---------- Supplied information ----------

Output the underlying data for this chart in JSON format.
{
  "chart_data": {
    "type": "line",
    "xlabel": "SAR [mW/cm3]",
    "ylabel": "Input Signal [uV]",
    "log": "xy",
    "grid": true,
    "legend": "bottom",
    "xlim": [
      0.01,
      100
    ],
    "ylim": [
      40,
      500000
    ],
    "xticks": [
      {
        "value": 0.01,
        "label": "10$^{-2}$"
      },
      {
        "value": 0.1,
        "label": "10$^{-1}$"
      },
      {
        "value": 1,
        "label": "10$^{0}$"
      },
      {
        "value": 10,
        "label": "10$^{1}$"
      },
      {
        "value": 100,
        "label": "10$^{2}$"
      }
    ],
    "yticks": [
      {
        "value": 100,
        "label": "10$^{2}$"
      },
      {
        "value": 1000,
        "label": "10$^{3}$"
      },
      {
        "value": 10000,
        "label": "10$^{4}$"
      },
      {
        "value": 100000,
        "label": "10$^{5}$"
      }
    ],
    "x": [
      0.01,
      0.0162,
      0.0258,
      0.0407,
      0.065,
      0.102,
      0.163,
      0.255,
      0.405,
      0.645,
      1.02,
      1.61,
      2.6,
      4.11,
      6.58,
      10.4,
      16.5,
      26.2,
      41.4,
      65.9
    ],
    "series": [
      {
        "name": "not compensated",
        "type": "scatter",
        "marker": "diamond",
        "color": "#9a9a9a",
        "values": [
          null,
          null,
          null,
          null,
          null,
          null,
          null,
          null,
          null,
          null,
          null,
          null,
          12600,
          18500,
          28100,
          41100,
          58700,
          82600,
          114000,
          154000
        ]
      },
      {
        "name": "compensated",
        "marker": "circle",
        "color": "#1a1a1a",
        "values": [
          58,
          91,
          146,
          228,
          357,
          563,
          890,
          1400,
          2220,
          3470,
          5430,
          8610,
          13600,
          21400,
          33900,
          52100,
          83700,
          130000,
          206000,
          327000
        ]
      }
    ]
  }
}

----------

> The problem
Reproduce the listing in full. Keep it exactly as written.

> Worked solution
Output the underlying data for this chart in JSON format.
{
  "chart_data": {
    "type": "line",
    "xlabel": "SAR [mW/cm3]",
    "ylabel": "Input Signal [uV]",
    "log": "xy",
    "grid": true,
    "legend": "bottom",
    "xlim": [
      0.01,
      100
    ],
    "ylim": [
      40,
      500000
    ],
    "xticks": [
      {
        "value": 0.01,
        "label": "10$^{-2}$"
      },
      {
        "value": 0.1,
        "label": "10$^{-1}$"
      },
      {
        "value": 1,
        "label": "10$^{0}$"
      },
      {
        "value": 10,
        "label": "10$^{1}$"
      },
      {
        "value": 100,
        "label": "10$^{2}$"
      }
    ],
    "yticks": [
      {
        "value": 100,
        "label": "10$^{2}$"
      },
      {
        "value": 1000,
        "label": "10$^{3}$"
      },
      {
        "value": 10000,
        "label": "10$^{4}$"
      },
      {
        "value": 100000,
        "label": "10$^{5}$"
      }
    ],
    "x": [
      0.01,
      0.0162,
      0.0258,
      0.0407,
      0.065,
      0.102,
      0.163,
      0.255,
      0.405,
      0.645,
      1.02,
      1.61,
      2.6,
      4.11,
      6.58,
      10.4,
      16.5,
      26.2,
      41.4,
      65.9
    ],
    "series": [
      {
        "name": "not compensated",
        "type": "scatter",
        "marker": "diamond",
        "color": "#9a9a9a",
        "values": [
          null,
          null,
          null,
          null,
          null,
          null,
          null,
          null,
          null,
          null,
          null,
          null,
          12600,
          18500,
          28100,
          41100,
          58700,
          82600,
          114000,
          154000
        ]
      },
      {
        "name": "compensated",
        "marker": "circle",
        "color": "#1a1a1a",
        "values": [
          58,
          91,
          146,
          228,
          357,
          563,
          890,
          1400,
          2220,
          3470,
          5430,
          8610,
          13600,
          21400,
          33900,
          52100,
          83700,
          130000,
          206000,
          327000
        ]
      }
    ]
  }
}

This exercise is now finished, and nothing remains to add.